* _EXERCISE DESCRIPTION_: Present each line of the entries below that holds the word "Time".

Lines of data:
------
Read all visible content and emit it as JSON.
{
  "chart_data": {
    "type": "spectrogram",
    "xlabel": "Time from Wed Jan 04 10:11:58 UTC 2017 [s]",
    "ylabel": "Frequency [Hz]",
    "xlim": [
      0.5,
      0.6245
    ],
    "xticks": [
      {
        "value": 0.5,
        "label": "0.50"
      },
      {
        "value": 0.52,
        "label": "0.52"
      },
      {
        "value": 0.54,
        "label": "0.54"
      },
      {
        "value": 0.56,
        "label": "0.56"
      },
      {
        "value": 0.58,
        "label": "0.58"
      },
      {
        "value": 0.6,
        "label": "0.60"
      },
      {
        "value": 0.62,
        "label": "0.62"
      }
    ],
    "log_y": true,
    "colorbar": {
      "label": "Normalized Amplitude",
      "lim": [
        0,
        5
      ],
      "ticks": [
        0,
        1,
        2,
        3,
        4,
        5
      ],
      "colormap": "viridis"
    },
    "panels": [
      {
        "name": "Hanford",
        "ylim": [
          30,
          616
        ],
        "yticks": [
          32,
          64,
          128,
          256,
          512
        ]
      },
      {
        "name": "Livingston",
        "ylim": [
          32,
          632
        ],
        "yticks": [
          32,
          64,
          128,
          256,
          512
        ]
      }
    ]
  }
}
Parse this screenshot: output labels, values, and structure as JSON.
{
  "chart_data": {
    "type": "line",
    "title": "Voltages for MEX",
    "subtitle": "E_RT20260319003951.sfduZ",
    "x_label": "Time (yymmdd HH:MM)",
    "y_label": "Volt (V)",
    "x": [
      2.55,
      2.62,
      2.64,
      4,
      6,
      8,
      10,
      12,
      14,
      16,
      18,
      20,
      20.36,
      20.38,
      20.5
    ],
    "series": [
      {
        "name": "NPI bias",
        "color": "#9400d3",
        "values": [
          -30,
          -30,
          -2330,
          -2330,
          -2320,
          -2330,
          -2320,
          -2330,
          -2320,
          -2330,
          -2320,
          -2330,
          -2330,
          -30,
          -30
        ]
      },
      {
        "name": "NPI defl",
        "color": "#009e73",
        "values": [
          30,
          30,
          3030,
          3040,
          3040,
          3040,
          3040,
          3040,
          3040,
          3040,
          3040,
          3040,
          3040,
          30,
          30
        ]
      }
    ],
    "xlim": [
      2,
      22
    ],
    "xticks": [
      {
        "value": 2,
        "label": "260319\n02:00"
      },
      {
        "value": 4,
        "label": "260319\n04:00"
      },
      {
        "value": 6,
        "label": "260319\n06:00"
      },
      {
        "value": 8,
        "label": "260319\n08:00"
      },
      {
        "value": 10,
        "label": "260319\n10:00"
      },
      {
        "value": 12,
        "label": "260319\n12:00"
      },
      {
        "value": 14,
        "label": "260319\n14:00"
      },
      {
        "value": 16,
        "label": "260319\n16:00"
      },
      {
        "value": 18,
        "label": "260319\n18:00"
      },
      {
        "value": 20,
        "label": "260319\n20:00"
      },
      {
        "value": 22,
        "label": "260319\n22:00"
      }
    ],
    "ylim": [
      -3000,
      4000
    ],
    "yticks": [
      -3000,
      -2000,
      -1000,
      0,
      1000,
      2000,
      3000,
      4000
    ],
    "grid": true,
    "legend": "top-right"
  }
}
------
* _RESULT BELOW_:
    "xlabel": "Time from Wed Jan 04 10:11:58 UTC 2017 [s]",
    "x_label": "Time (yymmdd HH:MM)",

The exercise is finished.